What you should do |
From the listing below, pull out the lines that hold "happy".

• • • • • • •

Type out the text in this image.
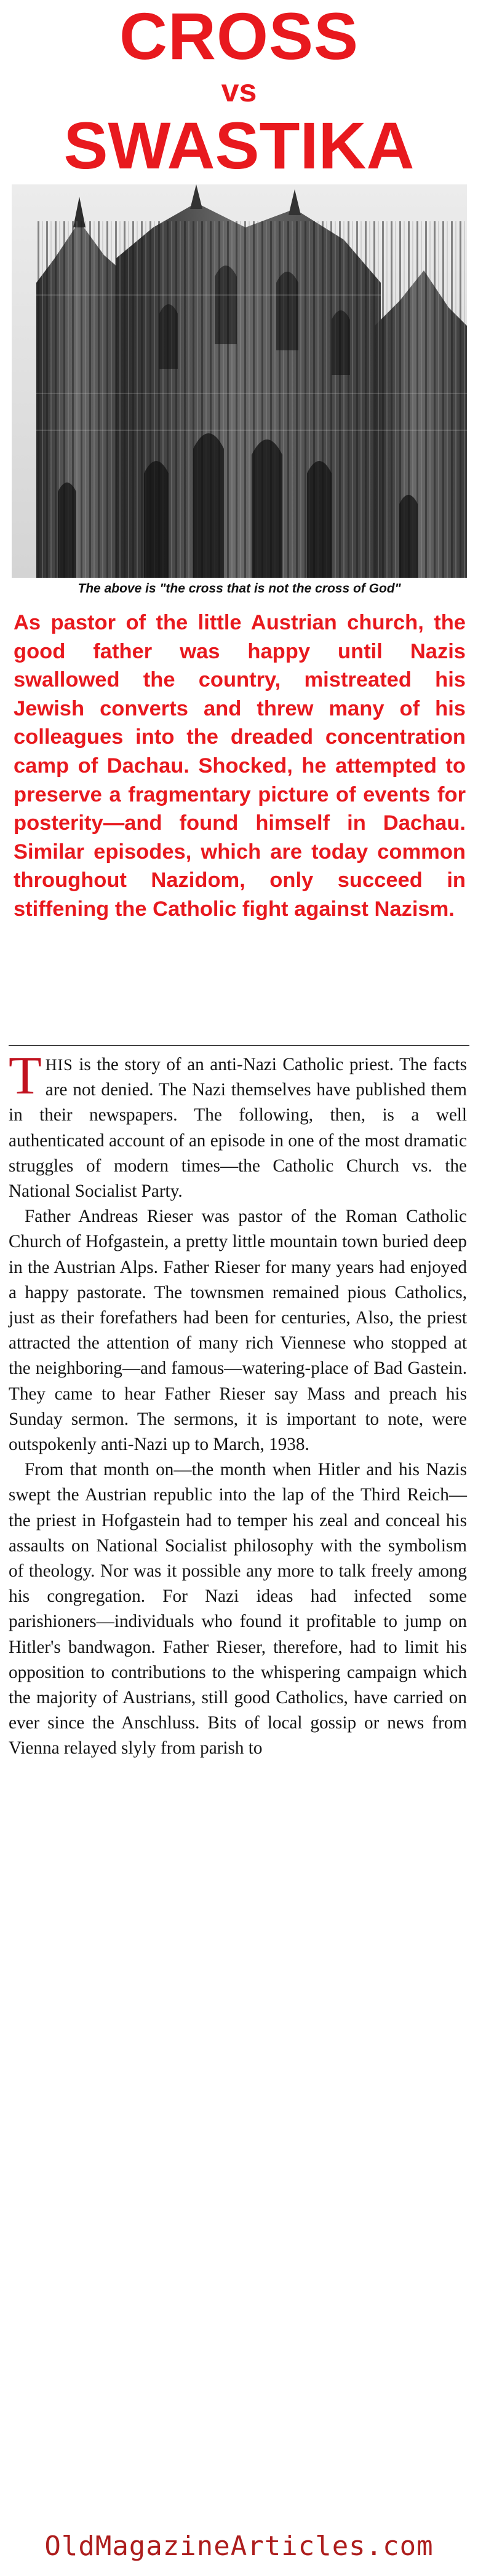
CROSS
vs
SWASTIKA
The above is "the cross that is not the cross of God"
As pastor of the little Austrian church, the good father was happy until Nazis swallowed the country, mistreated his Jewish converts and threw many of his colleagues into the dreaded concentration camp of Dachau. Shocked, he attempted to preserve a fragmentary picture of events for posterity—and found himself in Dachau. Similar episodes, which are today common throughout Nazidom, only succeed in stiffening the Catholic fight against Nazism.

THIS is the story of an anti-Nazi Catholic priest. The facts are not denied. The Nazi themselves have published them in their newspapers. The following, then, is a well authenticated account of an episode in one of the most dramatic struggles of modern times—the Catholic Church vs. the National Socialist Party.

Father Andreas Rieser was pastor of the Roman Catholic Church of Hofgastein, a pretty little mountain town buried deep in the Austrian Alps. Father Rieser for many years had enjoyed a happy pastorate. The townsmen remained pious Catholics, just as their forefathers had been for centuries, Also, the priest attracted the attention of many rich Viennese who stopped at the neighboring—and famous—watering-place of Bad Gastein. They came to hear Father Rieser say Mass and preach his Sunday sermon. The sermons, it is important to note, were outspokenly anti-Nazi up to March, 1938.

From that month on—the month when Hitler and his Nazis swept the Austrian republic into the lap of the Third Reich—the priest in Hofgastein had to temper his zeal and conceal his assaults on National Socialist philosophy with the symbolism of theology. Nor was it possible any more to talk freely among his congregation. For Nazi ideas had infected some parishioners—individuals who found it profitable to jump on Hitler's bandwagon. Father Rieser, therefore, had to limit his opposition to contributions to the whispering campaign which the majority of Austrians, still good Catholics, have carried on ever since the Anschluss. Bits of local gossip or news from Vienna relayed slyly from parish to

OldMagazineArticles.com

• • • • • • •

Task response |
As pastor of the little Austrian church, the good father was happy until Nazis swallowed the country, mistreated his Jewish converts and threw many of his colleagues into the dreaded concentration camp of Dachau. Shocked, he attempted to preserve a fragmentary picture of events for posterity—and found himself in Dachau. Similar episodes, which are today common throughout Nazidom, only succeed in stiffening the Catholic fight against Nazism.
Father Andreas Rieser was pastor of the Roman Catholic Church of Hofgastein, a pretty little mountain town buried deep in the Austrian Alps. Father Rieser for many years had enjoyed a happy pastorate. The townsmen remained pious Catholics, just as their forefathers had been for centuries, Also, the priest attracted the attention of many rich Viennese who stopped at the neighboring—and famous—watering-place of Bad Gastein. They came to hear Father Rieser say Mass and preach his Sunday sermon. The sermons, it is important to note, were outspokenly anti-Nazi up to March, 1938.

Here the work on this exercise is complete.